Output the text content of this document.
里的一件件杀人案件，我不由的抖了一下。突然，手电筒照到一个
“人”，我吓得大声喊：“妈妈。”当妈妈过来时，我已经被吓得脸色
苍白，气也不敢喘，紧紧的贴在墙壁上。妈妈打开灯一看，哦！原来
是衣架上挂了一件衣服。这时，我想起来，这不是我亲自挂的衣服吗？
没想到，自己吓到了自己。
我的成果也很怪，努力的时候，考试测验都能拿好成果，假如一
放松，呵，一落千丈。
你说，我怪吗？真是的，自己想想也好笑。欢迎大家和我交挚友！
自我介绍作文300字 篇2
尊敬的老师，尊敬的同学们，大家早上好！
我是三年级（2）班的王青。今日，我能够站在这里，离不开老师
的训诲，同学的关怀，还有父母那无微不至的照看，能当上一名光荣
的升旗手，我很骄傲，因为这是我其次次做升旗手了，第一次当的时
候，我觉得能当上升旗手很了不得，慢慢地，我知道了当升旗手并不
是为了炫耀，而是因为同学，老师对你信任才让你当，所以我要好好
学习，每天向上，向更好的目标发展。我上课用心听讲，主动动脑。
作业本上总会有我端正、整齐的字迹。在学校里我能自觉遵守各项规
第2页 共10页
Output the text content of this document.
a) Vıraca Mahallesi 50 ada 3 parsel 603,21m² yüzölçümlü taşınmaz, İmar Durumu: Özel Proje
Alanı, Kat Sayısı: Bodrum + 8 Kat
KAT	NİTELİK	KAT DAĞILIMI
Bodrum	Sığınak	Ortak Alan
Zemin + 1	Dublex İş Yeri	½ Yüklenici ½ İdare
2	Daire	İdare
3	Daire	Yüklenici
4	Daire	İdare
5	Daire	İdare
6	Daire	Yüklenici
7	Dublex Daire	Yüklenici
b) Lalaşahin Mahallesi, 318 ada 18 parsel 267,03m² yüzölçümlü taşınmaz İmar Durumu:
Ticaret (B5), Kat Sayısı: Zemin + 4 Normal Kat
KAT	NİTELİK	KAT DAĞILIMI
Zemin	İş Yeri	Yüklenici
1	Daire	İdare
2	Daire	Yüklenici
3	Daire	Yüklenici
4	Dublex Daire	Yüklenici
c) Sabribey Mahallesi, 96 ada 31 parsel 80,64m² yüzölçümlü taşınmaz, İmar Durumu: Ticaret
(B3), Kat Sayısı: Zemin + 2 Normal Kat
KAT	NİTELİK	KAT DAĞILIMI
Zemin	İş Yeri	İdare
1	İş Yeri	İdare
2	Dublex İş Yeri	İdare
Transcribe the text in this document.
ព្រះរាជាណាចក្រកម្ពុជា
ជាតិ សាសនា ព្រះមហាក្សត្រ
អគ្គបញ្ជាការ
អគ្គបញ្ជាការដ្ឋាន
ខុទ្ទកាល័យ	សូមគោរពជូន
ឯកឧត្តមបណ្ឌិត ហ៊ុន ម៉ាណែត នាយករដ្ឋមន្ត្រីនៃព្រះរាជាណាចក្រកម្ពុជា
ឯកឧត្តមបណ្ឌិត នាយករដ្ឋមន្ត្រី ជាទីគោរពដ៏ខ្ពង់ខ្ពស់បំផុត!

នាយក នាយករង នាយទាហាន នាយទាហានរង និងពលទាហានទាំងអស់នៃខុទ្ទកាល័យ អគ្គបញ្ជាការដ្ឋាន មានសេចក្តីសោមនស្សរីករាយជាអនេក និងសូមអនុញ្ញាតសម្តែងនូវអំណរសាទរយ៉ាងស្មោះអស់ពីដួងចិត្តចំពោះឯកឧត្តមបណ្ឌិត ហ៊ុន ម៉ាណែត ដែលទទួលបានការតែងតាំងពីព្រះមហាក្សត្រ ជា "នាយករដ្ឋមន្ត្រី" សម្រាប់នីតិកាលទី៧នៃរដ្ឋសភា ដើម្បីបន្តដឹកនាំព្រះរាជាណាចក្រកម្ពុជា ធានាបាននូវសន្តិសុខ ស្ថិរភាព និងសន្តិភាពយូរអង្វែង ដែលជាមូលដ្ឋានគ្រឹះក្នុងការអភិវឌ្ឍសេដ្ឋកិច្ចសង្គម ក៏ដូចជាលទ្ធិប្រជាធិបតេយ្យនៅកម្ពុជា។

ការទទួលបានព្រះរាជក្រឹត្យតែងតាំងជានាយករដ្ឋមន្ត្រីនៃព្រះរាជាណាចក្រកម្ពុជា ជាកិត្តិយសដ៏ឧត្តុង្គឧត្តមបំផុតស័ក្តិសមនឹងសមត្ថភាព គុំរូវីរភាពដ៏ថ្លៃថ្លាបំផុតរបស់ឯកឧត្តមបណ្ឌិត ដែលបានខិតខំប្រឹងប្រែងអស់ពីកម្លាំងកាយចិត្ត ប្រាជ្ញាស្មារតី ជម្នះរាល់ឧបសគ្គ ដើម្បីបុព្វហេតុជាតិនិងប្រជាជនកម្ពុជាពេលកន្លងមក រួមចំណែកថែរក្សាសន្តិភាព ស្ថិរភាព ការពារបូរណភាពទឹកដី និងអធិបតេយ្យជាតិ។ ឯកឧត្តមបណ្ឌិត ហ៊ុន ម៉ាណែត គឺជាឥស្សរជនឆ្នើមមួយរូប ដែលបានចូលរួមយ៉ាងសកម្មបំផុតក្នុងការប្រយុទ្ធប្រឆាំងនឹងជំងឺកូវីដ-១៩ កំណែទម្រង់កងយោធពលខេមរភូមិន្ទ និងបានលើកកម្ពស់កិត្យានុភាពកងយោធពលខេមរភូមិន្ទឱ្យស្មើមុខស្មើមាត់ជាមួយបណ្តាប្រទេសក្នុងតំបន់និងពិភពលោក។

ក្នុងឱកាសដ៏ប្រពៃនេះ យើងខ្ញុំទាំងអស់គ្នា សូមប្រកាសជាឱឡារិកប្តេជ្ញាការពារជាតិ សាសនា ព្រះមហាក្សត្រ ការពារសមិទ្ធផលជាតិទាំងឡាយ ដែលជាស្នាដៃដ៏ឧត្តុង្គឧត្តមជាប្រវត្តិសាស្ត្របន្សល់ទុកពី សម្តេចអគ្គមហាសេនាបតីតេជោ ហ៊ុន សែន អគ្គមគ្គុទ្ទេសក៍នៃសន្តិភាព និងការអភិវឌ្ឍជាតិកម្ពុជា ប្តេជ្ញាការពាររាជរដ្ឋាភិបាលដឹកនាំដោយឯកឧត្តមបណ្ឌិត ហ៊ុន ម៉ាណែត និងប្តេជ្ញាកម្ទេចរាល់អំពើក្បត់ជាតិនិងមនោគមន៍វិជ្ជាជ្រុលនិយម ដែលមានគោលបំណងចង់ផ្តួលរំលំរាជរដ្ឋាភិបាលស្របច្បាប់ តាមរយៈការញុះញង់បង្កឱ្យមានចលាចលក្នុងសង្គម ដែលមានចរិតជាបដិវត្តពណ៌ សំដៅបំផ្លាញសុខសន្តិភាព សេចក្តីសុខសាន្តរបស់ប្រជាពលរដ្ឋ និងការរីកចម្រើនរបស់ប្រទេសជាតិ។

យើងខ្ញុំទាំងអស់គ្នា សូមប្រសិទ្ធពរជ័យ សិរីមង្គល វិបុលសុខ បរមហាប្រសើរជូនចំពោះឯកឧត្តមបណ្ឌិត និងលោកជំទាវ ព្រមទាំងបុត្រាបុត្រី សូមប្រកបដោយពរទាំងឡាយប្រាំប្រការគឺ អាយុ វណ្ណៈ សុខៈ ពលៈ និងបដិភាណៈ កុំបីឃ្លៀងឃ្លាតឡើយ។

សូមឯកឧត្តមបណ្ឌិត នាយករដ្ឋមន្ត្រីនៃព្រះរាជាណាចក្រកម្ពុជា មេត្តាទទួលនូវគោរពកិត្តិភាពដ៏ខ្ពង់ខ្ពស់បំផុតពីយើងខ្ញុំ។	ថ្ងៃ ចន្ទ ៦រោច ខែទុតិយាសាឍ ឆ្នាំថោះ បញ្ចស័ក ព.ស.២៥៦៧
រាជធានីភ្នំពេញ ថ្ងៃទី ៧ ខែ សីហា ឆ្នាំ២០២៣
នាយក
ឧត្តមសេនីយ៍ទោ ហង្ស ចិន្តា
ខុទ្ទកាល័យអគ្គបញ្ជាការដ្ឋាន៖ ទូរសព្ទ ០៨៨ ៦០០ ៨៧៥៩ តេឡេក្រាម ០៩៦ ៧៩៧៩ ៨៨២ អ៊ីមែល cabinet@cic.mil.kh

*WHAT THE EXERCISE ASKS*
Find and copy each line above that includes the string "Mahallesi".

*FULL ANSWER*
a) Vıraca Mahallesi 50 ada 3 parsel 603,21m² yüzölçümlü taşınmaz, İmar Durumu: Özel Proje
b) Lalaşahin Mahallesi, 318 ada 18 parsel 267,03m² yüzölçümlü taşınmaz İmar Durumu:
c) Sabribey Mahallesi, 96 ada 31 parsel 80,64m² yüzölçümlü taşınmaz, İmar Durumu: Ticaret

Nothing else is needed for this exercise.